** Your objective **
From the entries below, pull out each line where "Unsaturated" appears.

[begin Recorded data]

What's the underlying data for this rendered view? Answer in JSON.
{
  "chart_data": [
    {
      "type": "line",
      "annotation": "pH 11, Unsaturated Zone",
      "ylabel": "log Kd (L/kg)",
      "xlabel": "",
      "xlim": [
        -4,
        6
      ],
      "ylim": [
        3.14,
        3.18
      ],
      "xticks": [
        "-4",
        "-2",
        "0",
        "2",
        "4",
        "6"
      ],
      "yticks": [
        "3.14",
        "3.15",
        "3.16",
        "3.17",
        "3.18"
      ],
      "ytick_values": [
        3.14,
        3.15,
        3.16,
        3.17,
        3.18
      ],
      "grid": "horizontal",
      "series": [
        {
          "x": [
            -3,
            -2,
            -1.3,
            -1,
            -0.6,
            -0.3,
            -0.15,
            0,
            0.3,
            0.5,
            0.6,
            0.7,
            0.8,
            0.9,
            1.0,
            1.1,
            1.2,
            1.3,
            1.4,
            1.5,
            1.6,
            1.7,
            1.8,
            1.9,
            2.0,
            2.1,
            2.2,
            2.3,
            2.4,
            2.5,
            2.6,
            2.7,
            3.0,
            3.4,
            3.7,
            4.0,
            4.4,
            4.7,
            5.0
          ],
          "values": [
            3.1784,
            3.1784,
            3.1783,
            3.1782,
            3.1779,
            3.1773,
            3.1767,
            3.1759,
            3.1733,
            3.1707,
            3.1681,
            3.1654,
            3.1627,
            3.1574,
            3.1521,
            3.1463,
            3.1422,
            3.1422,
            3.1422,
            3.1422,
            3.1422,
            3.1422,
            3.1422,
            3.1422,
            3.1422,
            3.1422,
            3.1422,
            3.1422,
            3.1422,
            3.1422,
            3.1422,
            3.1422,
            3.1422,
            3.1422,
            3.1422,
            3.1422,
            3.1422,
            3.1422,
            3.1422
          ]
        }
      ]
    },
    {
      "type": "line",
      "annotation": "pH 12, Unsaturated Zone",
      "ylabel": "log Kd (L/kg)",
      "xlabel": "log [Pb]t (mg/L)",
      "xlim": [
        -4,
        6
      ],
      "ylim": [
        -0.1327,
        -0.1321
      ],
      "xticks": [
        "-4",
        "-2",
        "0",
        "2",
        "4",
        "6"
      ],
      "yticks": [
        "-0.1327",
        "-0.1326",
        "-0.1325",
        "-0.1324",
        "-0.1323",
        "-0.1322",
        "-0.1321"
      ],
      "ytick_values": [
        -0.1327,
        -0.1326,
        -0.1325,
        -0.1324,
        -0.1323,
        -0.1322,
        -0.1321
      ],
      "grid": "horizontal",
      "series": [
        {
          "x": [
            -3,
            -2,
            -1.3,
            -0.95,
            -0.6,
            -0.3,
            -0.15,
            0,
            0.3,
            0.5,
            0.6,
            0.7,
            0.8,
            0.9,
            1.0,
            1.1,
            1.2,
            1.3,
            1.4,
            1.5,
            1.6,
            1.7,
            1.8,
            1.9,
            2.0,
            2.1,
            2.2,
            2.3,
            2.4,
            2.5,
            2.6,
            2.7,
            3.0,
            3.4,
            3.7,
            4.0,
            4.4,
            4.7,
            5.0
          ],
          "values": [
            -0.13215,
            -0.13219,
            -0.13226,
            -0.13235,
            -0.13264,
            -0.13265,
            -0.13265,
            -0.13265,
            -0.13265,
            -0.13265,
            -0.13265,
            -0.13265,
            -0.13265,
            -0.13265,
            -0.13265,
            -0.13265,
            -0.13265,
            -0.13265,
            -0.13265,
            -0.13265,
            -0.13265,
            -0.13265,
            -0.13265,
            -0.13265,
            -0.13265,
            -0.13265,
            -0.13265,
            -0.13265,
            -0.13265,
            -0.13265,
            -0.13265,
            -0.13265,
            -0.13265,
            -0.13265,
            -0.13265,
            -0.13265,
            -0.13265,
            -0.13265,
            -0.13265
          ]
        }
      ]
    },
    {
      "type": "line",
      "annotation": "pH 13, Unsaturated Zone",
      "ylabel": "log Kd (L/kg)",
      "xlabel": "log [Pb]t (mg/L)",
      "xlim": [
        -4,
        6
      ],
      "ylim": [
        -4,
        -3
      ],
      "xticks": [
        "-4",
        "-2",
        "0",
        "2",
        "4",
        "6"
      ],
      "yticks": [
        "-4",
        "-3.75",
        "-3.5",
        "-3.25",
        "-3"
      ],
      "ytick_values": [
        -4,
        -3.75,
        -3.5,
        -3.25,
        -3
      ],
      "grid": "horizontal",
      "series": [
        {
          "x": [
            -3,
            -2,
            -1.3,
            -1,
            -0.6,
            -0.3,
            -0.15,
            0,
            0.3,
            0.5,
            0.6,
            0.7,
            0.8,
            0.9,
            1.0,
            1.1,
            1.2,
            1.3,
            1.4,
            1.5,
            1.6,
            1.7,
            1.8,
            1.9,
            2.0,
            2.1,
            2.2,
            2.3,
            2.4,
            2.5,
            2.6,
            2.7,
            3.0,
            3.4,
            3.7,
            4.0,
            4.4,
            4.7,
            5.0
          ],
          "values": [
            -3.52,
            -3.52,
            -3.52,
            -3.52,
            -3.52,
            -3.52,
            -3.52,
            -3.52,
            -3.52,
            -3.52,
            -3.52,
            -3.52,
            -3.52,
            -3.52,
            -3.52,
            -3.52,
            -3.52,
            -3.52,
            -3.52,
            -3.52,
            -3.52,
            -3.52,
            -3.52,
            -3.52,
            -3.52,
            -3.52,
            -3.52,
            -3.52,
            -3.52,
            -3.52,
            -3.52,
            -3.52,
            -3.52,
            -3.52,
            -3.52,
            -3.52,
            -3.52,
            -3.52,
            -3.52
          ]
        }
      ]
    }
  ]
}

[end Recorded data]

** Result for this exercise **
      "annotation": "pH 11, Unsaturated Zone",
      "annotation": "pH 12, Unsaturated Zone",
      "annotation": "pH 13, Unsaturated Zone",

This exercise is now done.